- Work required -
The entries that follow should be written out exactly.

- Available data -
## start

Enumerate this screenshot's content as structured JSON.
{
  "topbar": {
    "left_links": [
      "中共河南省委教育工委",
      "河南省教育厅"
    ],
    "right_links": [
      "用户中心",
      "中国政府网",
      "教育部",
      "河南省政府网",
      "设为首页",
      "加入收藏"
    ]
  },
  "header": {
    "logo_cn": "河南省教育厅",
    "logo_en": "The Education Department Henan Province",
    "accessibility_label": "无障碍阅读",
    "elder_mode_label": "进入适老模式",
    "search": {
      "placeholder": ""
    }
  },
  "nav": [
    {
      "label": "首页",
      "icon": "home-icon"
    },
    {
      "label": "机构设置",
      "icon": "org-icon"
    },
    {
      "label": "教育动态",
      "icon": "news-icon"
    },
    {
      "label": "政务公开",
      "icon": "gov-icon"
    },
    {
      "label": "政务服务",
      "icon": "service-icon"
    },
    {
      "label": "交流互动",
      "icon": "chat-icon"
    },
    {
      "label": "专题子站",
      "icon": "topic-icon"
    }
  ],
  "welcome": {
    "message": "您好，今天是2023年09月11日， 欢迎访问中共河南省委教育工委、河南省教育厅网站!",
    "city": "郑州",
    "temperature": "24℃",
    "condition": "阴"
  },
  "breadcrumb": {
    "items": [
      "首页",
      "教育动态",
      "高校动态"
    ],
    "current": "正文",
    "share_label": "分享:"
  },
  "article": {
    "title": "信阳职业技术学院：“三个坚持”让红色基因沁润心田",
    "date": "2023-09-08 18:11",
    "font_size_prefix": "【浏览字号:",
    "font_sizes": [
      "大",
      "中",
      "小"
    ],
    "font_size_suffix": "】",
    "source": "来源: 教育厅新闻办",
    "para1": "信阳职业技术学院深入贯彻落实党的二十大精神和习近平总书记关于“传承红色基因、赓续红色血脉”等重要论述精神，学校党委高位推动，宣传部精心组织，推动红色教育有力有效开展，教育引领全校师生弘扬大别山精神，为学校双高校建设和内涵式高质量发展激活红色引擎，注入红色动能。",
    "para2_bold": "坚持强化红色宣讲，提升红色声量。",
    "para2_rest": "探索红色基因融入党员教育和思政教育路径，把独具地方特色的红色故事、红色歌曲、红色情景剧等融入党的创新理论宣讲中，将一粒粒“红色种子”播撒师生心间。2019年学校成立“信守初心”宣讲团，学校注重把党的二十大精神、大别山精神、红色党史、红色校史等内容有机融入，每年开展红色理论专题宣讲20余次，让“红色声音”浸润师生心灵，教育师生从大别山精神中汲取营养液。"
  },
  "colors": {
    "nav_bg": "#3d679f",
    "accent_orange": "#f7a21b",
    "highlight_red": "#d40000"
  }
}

## end

- Result of this exercise -
Enumerate this screenshot's content as structured JSON.
{
  "topbar": {
    "left_links": [
      "中共河南省委教育工委",
      "河南省教育厅"
    ],
    "right_links": [
      "用户中心",
      "中国政府网",
      "教育部",
      "河南省政府网",
      "设为首页",
      "加入收藏"
    ]
  },
  "header": {
    "logo_cn": "河南省教育厅",
    "logo_en": "The Education Department Henan Province",
    "accessibility_label": "无障碍阅读",
    "elder_mode_label": "进入适老模式",
    "search": {
      "placeholder": ""
    }
  },
  "nav": [
    {
      "label": "首页",
      "icon": "home-icon"
    },
    {
      "label": "机构设置",
      "icon": "org-icon"
    },
    {
      "label": "教育动态",
      "icon": "news-icon"
    },
    {
      "label": "政务公开",
      "icon": "gov-icon"
    },
    {
      "label": "政务服务",
      "icon": "service-icon"
    },
    {
      "label": "交流互动",
      "icon": "chat-icon"
    },
    {
      "label": "专题子站",
      "icon": "topic-icon"
    }
  ],
  "welcome": {
    "message": "您好，今天是2023年09月11日， 欢迎访问中共河南省委教育工委、河南省教育厅网站!",
    "city": "郑州",
    "temperature": "24℃",
    "condition": "阴"
  },
  "breadcrumb": {
    "items": [
      "首页",
      "教育动态",
      "高校动态"
    ],
    "current": "正文",
    "share_label": "分享:"
  },
  "article": {
    "title": "信阳职业技术学院：“三个坚持”让红色基因沁润心田",
    "date": "2023-09-08 18:11",
    "font_size_prefix": "【浏览字号:",
    "font_sizes": [
      "大",
      "中",
      "小"
    ],
    "font_size_suffix": "】",
    "source": "来源: 教育厅新闻办",
    "para1": "信阳职业技术学院深入贯彻落实党的二十大精神和习近平总书记关于“传承红色基因、赓续红色血脉”等重要论述精神，学校党委高位推动，宣传部精心组织，推动红色教育有力有效开展，教育引领全校师生弘扬大别山精神，为学校双高校建设和内涵式高质量发展激活红色引擎，注入红色动能。",
    "para2_bold": "坚持强化红色宣讲，提升红色声量。",
    "para2_rest": "探索红色基因融入党员教育和思政教育路径，把独具地方特色的红色故事、红色歌曲、红色情景剧等融入党的创新理论宣讲中，将一粒粒“红色种子”播撒师生心间。2019年学校成立“信守初心”宣讲团，学校注重把党的二十大精神、大别山精神、红色党史、红色校史等内容有机融入，每年开展红色理论专题宣讲20余次，让“红色声音”浸润师生心灵，教育师生从大别山精神中汲取营养液。"
  },
  "colors": {
    "nav_bg": "#3d679f",
    "accent_orange": "#f7a21b",
    "highlight_red": "#d40000"
  }
}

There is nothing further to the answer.